[Layout annotation records]

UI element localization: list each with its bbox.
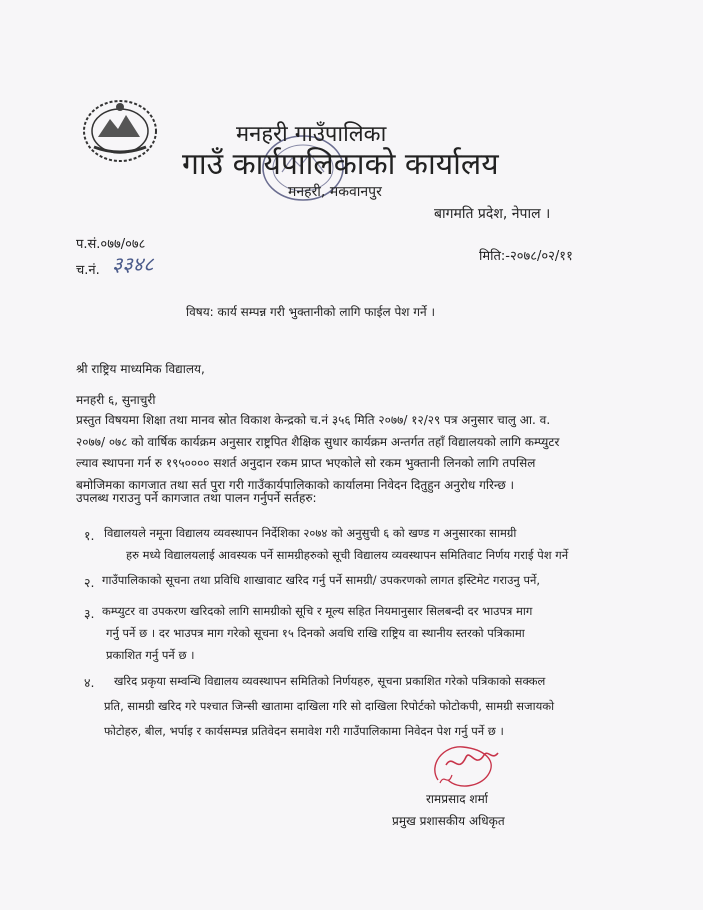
dispatch-number: ३३४८ — [112, 252, 154, 276]
condition-number: २. — [84, 575, 95, 590]
condition-line: कम्प्युटर वा उपकरण खरिदको लागि सामग्रीको सूचि र मूल्य सहित नियमानुसार सिलबन्दी दर भाउपत्र माग — [102, 604, 533, 618]
condition-line: प्रति, सामग्री खरिद गरे पश्चात जिन्सी खातामा दाखिला गरि सो दाखिला रिपोर्टको फोटोकपी, सामग्री सजायको — [104, 699, 555, 713]
letter-subject: विषय: कार्य सम्पन्न गरी भुक्तानीको लागि फाईल पेश गर्ने । — [186, 305, 436, 319]
condition-line: फोटोहरु, बील, भर्पाइ र कार्यसम्पन्न प्रतिवेदन समावेश गरी गाउँपालिकामा निवेदन पेश गर्नु पर्ने छ । — [104, 724, 504, 738]
signatory-title: प्रमुख प्रशासकीय अधिकृत — [392, 814, 505, 828]
condition-line: प्रकाशित गर्नु पर्ने छ । — [106, 648, 195, 662]
recipient-name: श्री राष्ट्रिय माध्यमिक विद्यालय, — [76, 362, 205, 376]
body-line: बमोजिमका कागजात तथा सर्त पुरा गरी गाउँकार्यपालिकाको कार्यालमा निवेदन दितुहुन अनुरोध गरिन्छ । — [76, 477, 515, 492]
condition-item — [104, 669, 555, 744]
office-address: मनहरी, मकवानपुर — [288, 184, 382, 200]
condition-number: ३. — [84, 606, 95, 621]
body-line: २०७७/ ०७८ को वार्षिक कार्यक्रम अनुसार राष्ट्रपित शैक्षिक सुधार कार्यक्रम अन्तर्गत तहाँ विद्यालयको लागि कम्प्युटर — [76, 434, 560, 449]
office-name: गाउँ कार्यपालिकाको कार्यालय — [182, 147, 499, 182]
condition-line: हरु मध्ये विद्यालयलाई आवस्यक पर्ने सामग्रीहरुको सूची विद्यालय व्यवस्थापन समितिवाट निर्णय गराई पेश गर्ने — [126, 548, 569, 562]
conditions-intro: उपलब्ध गराउनु पर्ने कागजात तथा पालन गर्नुपर्ने सर्तहरु: — [76, 491, 317, 505]
body-line: ल्याव स्थापना गर्न रु १९५०००० सशर्त अनुदान रकम प्राप्त भएकोले सो रकम भुक्तानी लिनको लागि तपसिल — [76, 456, 536, 470]
recipient-address: मनहरी ६, सुनाचुरी — [76, 393, 156, 407]
condition-line: विद्यालयले नमूना विद्यालय व्यवस्थापन निर्देशिका २०७४ को अनुसुची ६ को खण्ड ग अनुसारका सामग्री — [104, 526, 517, 540]
letter-date: मिति:-२०७८/०२/११ — [479, 249, 573, 264]
province: बागमति प्रदेश, नेपाल । — [434, 206, 551, 222]
condition-item — [104, 522, 568, 566]
body-paragraph — [76, 410, 646, 496]
condition-number: ४. — [84, 675, 95, 690]
condition-number: १. — [84, 528, 95, 543]
nepal-emblem-icon — [80, 95, 160, 165]
signatory-name: रामप्रसाद शर्मा — [426, 792, 488, 806]
dispatch-label: च.नं. — [76, 263, 100, 278]
body-line: प्रस्तुत विषयमा शिक्षा तथा मानव स्रोत विकाश केन्द्रको च.नं ३५६ मिति २०७७/ १२/२९ पत्र अनुसार चालु आ. व. — [76, 413, 551, 427]
condition-item — [102, 569, 540, 591]
condition-line: गर्नु पर्ने छ । दर भाउपत्र माग गरेको सूचना १५ दिनको अवधि राखि राष्ट्रिय वा स्थानीय स्तरको पत्रिकामा — [106, 626, 525, 640]
condition-line: खरिद प्रकृया सम्वन्धि विद्यालय व्यवस्थापन समितिको निर्णयहरु, सूचना प्रकाशित गरेको पत्रिकाको सक्कल — [114, 674, 546, 688]
reference-number: प.सं.०७७/०७८ — [76, 237, 146, 252]
org-name: मनहरी गाउँपालिका — [236, 122, 387, 147]
condition-line: गाउँपालिकाको सूचना तथा प्रविधि शाखावाट खरिद गर्नु पर्ने सामग्री/ उपकरणको लागत इस्टिमेट गराउनु पर्ने, — [102, 573, 541, 587]
signature-mark-icon — [418, 735, 508, 795]
condition-item — [102, 600, 532, 666]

## The exercise
Reproduce the lines of the records above word for word, from the line with "dispatch-number: ३३४८ — [112, 252, 154, 276]" up to and including the line with "condition-number: ४. — [84, 675, 95, 690]".

## Answer in full
dispatch-number: ३३४८ — [112, 252, 154, 276]
condition-number: २. — [84, 575, 95, 590]
condition-line: कम्प्युटर वा उपकरण खरिदको लागि सामग्रीको सूचि र मूल्य सहित नियमानुसार सिलबन्दी दर भाउपत्र माग — [102, 604, 533, 618]
condition-line: प्रति, सामग्री खरिद गरे पश्चात जिन्सी खातामा दाखिला गरि सो दाखिला रिपोर्टको फोटोकपी, सामग्री सजायको — [104, 699, 555, 713]
letter-subject: विषय: कार्य सम्पन्न गरी भुक्तानीको लागि फाईल पेश गर्ने । — [186, 305, 436, 319]
condition-line: फोटोहरु, बील, भर्पाइ र कार्यसम्पन्न प्रतिवेदन समावेश गरी गाउँपालिकामा निवेदन पेश गर्नु पर्ने छ । — [104, 724, 504, 738]
signatory-title: प्रमुख प्रशासकीय अधिकृत — [392, 814, 505, 828]
condition-line: प्रकाशित गर्नु पर्ने छ । — [106, 648, 195, 662]
recipient-name: श्री राष्ट्रिय माध्यमिक विद्यालय, — [76, 362, 205, 376]
body-line: बमोजिमका कागजात तथा सर्त पुरा गरी गाउँकार्यपालिकाको कार्यालमा निवेदन दितुहुन अनुरोध गरिन्छ । — [76, 477, 515, 492]
condition-item — [104, 669, 555, 744]
office-address: मनहरी, मकवानपुर — [288, 184, 382, 200]
condition-number: ३. — [84, 606, 95, 621]
body-line: २०७७/ ०७८ को वार्षिक कार्यक्रम अनुसार राष्ट्रपित शैक्षिक सुधार कार्यक्रम अन्तर्गत तहाँ विद्यालयको लागि कम्प्युटर — [76, 434, 560, 449]
office-name: गाउँ कार्यपालिकाको कार्यालय — [182, 147, 499, 182]
condition-line: हरु मध्ये विद्यालयलाई आवस्यक पर्ने सामग्रीहरुको सूची विद्यालय व्यवस्थापन समितिवाट निर्णय गराई पेश गर्ने — [126, 548, 569, 562]
conditions-intro: उपलब्ध गराउनु पर्ने कागजात तथा पालन गर्नुपर्ने सर्तहरु: — [76, 491, 317, 505]
body-line: ल्याव स्थापना गर्न रु १९५०००० सशर्त अनुदान रकम प्राप्त भएकोले सो रकम भुक्तानी लिनको लागि तपसिल — [76, 456, 536, 470]
recipient-address: मनहरी ६, सुनाचुरी — [76, 393, 156, 407]
condition-line: विद्यालयले नमूना विद्यालय व्यवस्थापन निर्देशिका २०७४ को अनुसुची ६ को खण्ड ग अनुसारका सामग्री — [104, 526, 517, 540]
letter-date: मिति:-२०७८/०२/११ — [479, 249, 573, 264]
province: बागमति प्रदेश, नेपाल । — [434, 206, 551, 222]
condition-item — [104, 522, 568, 566]
body-paragraph — [76, 410, 646, 496]
condition-number: ४. — [84, 675, 95, 690]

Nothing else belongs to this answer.